Collection entries

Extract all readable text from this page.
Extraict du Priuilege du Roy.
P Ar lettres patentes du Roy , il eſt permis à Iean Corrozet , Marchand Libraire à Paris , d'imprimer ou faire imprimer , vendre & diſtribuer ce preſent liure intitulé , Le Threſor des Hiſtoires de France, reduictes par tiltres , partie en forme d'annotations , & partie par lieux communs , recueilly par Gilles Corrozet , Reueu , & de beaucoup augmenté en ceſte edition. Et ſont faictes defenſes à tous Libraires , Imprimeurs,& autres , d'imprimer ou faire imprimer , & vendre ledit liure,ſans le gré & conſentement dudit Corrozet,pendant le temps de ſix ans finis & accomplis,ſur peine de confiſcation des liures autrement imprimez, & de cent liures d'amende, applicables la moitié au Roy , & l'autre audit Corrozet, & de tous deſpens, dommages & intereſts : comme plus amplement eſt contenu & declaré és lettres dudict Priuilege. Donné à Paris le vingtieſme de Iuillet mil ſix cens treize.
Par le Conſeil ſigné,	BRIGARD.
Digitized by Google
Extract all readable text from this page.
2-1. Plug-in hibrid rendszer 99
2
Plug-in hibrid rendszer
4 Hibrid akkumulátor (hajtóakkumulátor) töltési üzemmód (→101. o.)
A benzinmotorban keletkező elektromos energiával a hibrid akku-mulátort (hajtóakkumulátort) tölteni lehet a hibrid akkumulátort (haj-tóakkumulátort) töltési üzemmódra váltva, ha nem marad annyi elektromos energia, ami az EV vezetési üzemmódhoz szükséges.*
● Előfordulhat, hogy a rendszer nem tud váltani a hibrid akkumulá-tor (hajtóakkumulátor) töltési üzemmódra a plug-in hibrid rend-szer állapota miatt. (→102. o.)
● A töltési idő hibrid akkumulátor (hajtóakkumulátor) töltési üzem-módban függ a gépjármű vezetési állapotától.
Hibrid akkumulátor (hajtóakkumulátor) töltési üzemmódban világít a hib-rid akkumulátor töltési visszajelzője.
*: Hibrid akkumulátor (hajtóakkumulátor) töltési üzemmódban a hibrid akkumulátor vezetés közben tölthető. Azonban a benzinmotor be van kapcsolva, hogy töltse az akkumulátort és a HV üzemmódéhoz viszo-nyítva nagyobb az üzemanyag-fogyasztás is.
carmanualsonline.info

**What the task asks:**
The records above should be returned exactly.

**Answer to this task:**
Extract all readable text from this page.
Extraict du Priuilege du Roy.
P Ar lettres patentes du Roy , il eſt permis à Iean Corrozet , Marchand Libraire à Paris , d'imprimer ou faire imprimer , vendre & diſtribuer ce preſent liure intitulé , Le Threſor des Hiſtoires de France, reduictes par tiltres , partie en forme d'annotations , & partie par lieux communs , recueilly par Gilles Corrozet , Reueu , & de beaucoup augmenté en ceſte edition. Et ſont faictes defenſes à tous Libraires , Imprimeurs,& autres , d'imprimer ou faire imprimer , & vendre ledit liure,ſans le gré & conſentement dudit Corrozet,pendant le temps de ſix ans finis & accomplis,ſur peine de confiſcation des liures autrement imprimez, & de cent liures d'amende, applicables la moitié au Roy , & l'autre audit Corrozet, & de tous deſpens, dommages & intereſts : comme plus amplement eſt contenu & declaré és lettres dudict Priuilege. Donné à Paris le vingtieſme de Iuillet mil ſix cens treize.
Par le Conſeil ſigné,	BRIGARD.
Digitized by Google
Extract all readable text from this page.
2-1. Plug-in hibrid rendszer 99
2
Plug-in hibrid rendszer
4 Hibrid akkumulátor (hajtóakkumulátor) töltési üzemmód (→101. o.)
A benzinmotorban keletkező elektromos energiával a hibrid akku-mulátort (hajtóakkumulátort) tölteni lehet a hibrid akkumulátort (haj-tóakkumulátort) töltési üzemmódra váltva, ha nem marad annyi elektromos energia, ami az EV vezetési üzemmódhoz szükséges.*
● Előfordulhat, hogy a rendszer nem tud váltani a hibrid akkumulá-tor (hajtóakkumulátor) töltési üzemmódra a plug-in hibrid rend-szer állapota miatt. (→102. o.)
● A töltési idő hibrid akkumulátor (hajtóakkumulátor) töltési üzem-módban függ a gépjármű vezetési állapotától.
Hibrid akkumulátor (hajtóakkumulátor) töltési üzemmódban világít a hib-rid akkumulátor töltési visszajelzője.
*: Hibrid akkumulátor (hajtóakkumulátor) töltési üzemmódban a hibrid akkumulátor vezetés közben tölthető. Azonban a benzinmotor be van kapcsolva, hogy töltse az akkumulátort és a HV üzemmódéhoz viszo-nyítva nagyobb az üzemanyag-fogyasztás is.
carmanualsonline.info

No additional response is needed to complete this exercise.